• [GIVEN DATA]
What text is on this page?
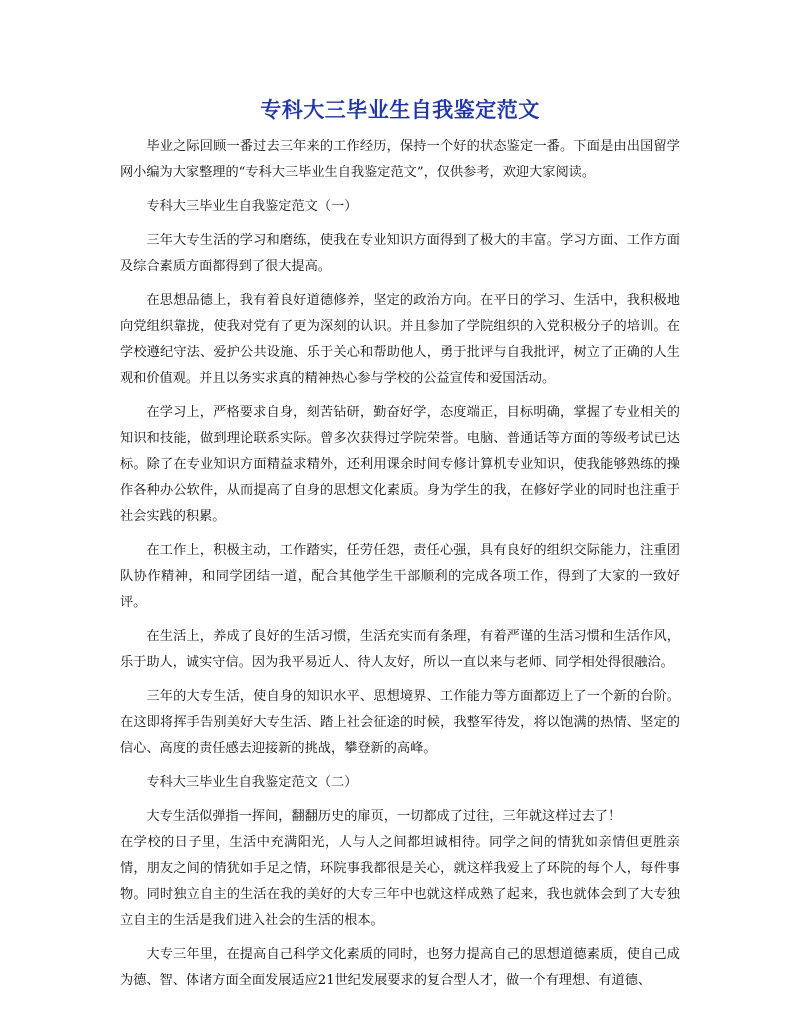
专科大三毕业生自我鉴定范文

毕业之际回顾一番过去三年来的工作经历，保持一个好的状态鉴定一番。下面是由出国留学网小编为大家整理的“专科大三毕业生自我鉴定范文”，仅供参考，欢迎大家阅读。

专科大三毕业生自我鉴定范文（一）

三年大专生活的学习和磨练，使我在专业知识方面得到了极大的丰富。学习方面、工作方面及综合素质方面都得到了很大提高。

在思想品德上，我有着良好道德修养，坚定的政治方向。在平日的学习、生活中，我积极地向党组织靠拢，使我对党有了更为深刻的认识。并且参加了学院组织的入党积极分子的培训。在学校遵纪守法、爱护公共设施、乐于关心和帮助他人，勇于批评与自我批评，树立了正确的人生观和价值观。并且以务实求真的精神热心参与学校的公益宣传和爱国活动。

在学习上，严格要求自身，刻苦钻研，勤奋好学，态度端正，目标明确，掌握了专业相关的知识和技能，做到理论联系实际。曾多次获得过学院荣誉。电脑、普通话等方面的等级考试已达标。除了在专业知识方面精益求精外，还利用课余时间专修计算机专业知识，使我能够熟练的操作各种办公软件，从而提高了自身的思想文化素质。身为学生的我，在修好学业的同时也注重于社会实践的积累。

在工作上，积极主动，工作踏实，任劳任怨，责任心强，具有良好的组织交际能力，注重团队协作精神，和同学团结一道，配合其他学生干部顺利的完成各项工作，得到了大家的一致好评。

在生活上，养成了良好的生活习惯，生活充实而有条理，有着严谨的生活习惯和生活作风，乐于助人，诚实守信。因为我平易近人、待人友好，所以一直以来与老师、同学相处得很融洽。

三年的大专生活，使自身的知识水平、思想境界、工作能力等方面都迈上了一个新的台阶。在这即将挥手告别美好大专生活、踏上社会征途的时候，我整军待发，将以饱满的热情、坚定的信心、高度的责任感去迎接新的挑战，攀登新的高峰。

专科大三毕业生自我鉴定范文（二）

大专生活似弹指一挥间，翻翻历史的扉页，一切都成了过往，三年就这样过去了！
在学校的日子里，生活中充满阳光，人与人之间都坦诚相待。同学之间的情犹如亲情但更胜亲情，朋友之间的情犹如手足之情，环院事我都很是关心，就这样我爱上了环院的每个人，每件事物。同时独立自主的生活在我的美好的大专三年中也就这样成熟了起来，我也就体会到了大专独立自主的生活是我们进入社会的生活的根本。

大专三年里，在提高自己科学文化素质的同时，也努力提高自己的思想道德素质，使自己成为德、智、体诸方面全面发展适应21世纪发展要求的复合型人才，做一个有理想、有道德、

• [WORK TO DO] Transcribe the records above exactly as they appear, leaving out any pictures.

• [WRITTEN ANSWER]
What text is on this page?
专科大三毕业生自我鉴定范文

毕业之际回顾一番过去三年来的工作经历，保持一个好的状态鉴定一番。下面是由出国留学网小编为大家整理的“专科大三毕业生自我鉴定范文”，仅供参考，欢迎大家阅读。

专科大三毕业生自我鉴定范文（一）

三年大专生活的学习和磨练，使我在专业知识方面得到了极大的丰富。学习方面、工作方面及综合素质方面都得到了很大提高。

在思想品德上，我有着良好道德修养，坚定的政治方向。在平日的学习、生活中，我积极地向党组织靠拢，使我对党有了更为深刻的认识。并且参加了学院组织的入党积极分子的培训。在学校遵纪守法、爱护公共设施、乐于关心和帮助他人，勇于批评与自我批评，树立了正确的人生观和价值观。并且以务实求真的精神热心参与学校的公益宣传和爱国活动。

在学习上，严格要求自身，刻苦钻研，勤奋好学，态度端正，目标明确，掌握了专业相关的知识和技能，做到理论联系实际。曾多次获得过学院荣誉。电脑、普通话等方面的等级考试已达标。除了在专业知识方面精益求精外，还利用课余时间专修计算机专业知识，使我能够熟练的操作各种办公软件，从而提高了自身的思想文化素质。身为学生的我，在修好学业的同时也注重于社会实践的积累。

在工作上，积极主动，工作踏实，任劳任怨，责任心强，具有良好的组织交际能力，注重团队协作精神，和同学团结一道，配合其他学生干部顺利的完成各项工作，得到了大家的一致好评。

在生活上，养成了良好的生活习惯，生活充实而有条理，有着严谨的生活习惯和生活作风，乐于助人，诚实守信。因为我平易近人、待人友好，所以一直以来与老师、同学相处得很融洽。

三年的大专生活，使自身的知识水平、思想境界、工作能力等方面都迈上了一个新的台阶。在这即将挥手告别美好大专生活、踏上社会征途的时候，我整军待发，将以饱满的热情、坚定的信心、高度的责任感去迎接新的挑战，攀登新的高峰。

专科大三毕业生自我鉴定范文（二）

大专生活似弹指一挥间，翻翻历史的扉页，一切都成了过往，三年就这样过去了！
在学校的日子里，生活中充满阳光，人与人之间都坦诚相待。同学之间的情犹如亲情但更胜亲情，朋友之间的情犹如手足之情，环院事我都很是关心，就这样我爱上了环院的每个人，每件事物。同时独立自主的生活在我的美好的大专三年中也就这样成熟了起来，我也就体会到了大专独立自主的生活是我们进入社会的生活的根本。

大专三年里，在提高自己科学文化素质的同时，也努力提高自己的思想道德素质，使自己成为德、智、体诸方面全面发展适应21世纪发展要求的复合型人才，做一个有理想、有道德、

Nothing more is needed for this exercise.